- _Provided information_:
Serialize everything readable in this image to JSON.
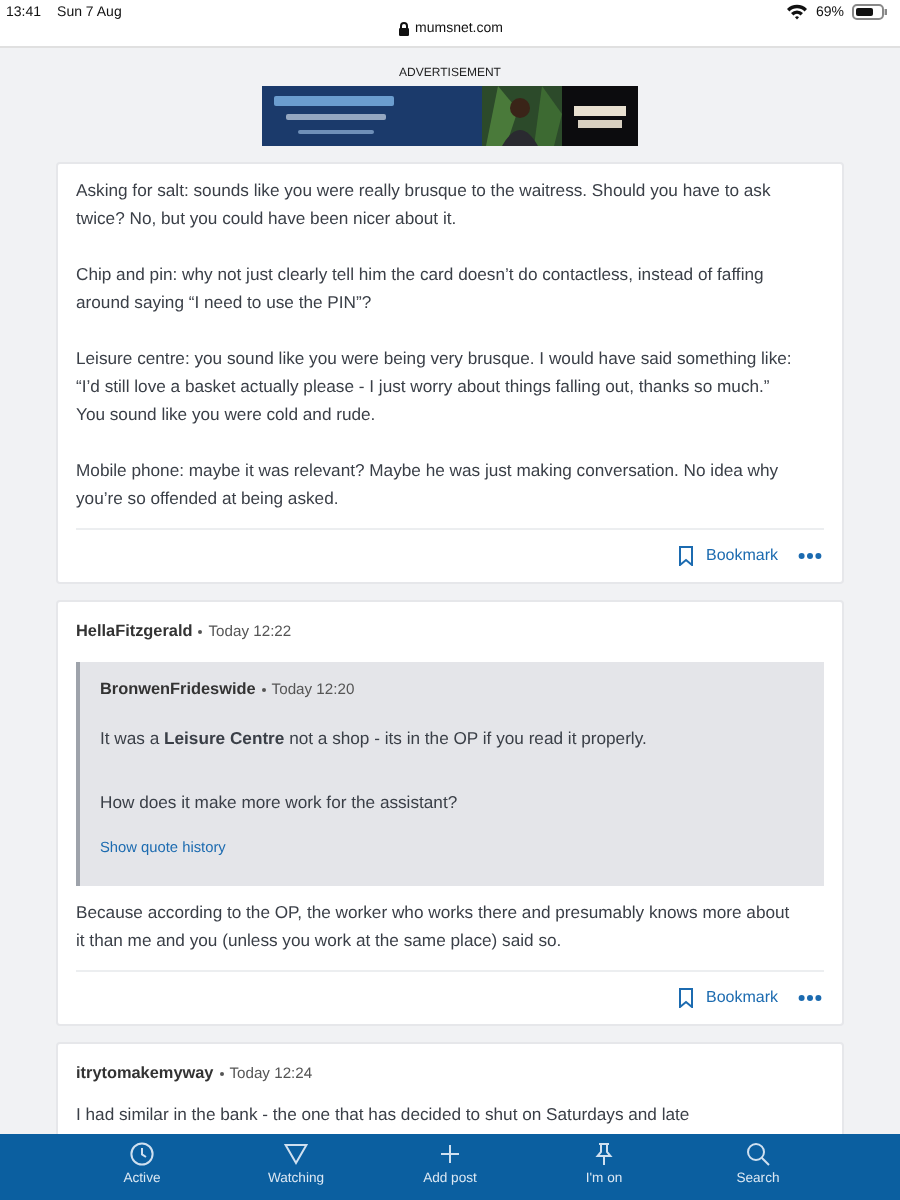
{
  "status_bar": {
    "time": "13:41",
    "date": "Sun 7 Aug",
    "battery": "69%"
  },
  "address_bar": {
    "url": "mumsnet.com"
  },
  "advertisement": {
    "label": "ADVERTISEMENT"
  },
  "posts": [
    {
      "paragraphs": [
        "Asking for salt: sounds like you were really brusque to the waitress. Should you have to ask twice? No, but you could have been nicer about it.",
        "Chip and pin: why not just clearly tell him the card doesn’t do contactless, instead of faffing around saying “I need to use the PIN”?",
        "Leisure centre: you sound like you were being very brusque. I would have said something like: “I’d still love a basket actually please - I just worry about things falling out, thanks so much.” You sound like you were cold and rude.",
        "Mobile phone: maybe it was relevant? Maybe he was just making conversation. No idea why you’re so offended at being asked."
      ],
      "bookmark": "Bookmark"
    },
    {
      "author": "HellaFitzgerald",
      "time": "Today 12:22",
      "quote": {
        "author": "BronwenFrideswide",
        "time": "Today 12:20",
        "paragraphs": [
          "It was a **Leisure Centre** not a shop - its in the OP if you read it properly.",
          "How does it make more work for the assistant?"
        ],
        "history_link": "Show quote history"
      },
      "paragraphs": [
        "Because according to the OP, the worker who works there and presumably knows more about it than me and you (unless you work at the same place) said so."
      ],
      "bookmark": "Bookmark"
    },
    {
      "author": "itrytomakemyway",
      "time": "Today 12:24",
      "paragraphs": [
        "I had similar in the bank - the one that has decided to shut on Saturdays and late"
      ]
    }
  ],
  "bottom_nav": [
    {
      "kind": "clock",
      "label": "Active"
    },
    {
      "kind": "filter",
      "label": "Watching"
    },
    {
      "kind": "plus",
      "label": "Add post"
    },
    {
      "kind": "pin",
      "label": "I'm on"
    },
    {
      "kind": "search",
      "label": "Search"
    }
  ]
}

---

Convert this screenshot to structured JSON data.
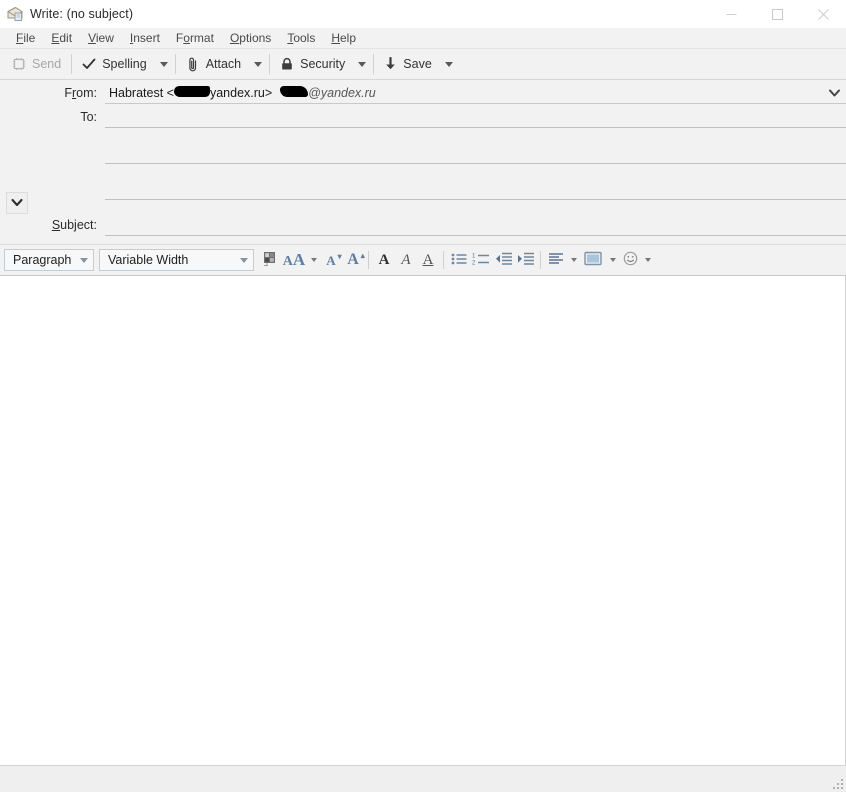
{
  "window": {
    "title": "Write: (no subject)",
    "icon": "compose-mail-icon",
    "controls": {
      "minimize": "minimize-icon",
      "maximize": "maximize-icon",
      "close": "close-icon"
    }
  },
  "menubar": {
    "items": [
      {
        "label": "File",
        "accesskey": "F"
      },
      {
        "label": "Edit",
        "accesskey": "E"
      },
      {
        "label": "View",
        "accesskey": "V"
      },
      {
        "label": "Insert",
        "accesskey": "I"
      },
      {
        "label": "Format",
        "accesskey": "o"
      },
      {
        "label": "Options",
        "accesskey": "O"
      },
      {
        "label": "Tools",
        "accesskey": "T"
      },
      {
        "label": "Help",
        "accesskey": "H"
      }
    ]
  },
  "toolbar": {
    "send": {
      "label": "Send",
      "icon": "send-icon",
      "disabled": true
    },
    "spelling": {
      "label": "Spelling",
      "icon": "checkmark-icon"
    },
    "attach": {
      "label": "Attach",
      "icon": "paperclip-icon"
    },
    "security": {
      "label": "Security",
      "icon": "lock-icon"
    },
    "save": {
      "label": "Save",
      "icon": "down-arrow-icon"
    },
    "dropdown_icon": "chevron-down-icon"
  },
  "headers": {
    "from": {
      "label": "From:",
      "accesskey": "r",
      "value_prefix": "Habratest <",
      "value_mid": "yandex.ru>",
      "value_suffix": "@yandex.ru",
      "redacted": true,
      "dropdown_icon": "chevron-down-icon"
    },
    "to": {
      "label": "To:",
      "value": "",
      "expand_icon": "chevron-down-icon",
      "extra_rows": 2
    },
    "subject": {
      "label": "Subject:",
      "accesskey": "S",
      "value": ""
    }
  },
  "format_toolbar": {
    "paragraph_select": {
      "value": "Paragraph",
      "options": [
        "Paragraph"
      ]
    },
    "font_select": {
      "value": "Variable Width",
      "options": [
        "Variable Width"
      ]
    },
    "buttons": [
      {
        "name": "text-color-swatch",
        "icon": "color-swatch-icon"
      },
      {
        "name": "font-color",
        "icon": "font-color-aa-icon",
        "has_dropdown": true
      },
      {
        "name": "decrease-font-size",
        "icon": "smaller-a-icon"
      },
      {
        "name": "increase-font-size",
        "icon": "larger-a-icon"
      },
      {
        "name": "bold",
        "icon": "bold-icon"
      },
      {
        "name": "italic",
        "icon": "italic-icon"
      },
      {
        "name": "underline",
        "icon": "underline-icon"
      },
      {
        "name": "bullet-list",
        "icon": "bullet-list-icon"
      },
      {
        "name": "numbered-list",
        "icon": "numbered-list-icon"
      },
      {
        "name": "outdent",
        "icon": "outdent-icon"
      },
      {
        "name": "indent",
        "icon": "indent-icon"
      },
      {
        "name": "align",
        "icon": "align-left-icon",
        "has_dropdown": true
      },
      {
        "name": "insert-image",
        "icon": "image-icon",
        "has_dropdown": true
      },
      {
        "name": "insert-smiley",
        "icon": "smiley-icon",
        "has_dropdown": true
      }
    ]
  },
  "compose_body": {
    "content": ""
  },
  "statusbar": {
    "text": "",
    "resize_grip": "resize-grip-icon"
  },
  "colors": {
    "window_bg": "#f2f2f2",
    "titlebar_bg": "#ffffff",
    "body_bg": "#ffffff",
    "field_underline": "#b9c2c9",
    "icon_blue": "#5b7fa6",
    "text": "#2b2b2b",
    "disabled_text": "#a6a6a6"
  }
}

---

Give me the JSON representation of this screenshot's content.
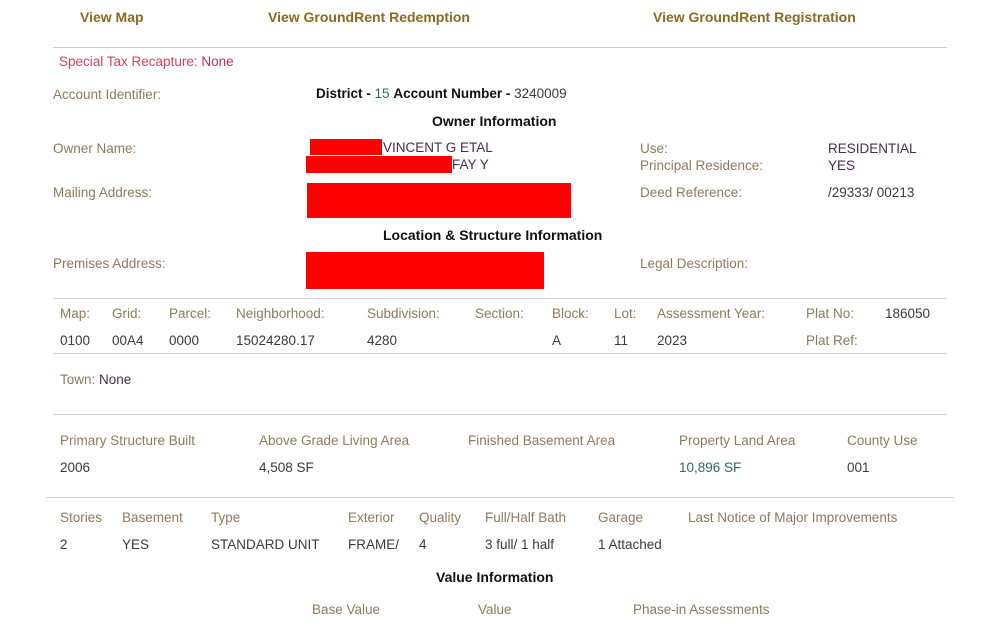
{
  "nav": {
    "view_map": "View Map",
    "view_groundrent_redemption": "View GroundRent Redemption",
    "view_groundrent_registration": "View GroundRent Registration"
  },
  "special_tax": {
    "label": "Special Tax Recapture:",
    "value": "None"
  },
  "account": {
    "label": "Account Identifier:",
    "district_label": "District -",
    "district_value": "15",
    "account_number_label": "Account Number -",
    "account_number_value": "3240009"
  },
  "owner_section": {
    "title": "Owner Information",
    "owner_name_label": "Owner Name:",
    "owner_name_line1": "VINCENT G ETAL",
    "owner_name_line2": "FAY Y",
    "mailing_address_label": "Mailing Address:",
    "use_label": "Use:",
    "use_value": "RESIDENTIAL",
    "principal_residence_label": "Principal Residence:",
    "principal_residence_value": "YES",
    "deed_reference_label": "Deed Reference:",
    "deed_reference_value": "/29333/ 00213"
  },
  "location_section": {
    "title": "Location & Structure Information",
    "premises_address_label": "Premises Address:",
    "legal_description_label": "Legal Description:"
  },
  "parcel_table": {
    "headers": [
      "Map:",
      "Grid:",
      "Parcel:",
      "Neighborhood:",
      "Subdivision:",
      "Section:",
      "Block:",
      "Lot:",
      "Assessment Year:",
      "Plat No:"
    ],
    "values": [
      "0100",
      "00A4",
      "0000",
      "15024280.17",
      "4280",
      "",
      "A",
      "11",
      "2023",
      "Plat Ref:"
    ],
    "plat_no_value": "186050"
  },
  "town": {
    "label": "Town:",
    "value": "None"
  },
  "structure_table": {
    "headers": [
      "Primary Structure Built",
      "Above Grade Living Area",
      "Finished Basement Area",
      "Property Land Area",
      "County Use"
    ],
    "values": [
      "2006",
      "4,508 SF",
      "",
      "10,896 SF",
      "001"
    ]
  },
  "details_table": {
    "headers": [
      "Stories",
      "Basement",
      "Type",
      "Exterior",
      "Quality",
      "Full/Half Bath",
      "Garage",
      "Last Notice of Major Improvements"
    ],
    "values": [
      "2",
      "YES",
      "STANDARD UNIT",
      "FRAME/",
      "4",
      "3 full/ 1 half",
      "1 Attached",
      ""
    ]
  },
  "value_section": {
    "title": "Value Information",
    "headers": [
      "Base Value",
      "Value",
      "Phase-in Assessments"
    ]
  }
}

- _What you should do_: Read the lines above. Gather those in which the string "like" is found.

- _Answer to the exercise_:
        "Asking for salt: sounds like you were really brusque to the waitress. Should you have to ask twice? No, but you could have been nicer about it.",
        "Leisure centre: you sound like you were being very brusque. I would have said something like: “I’d still love a basket actually please - I just worry about things falling out, thanks so much.” You sound like you were cold and rude.",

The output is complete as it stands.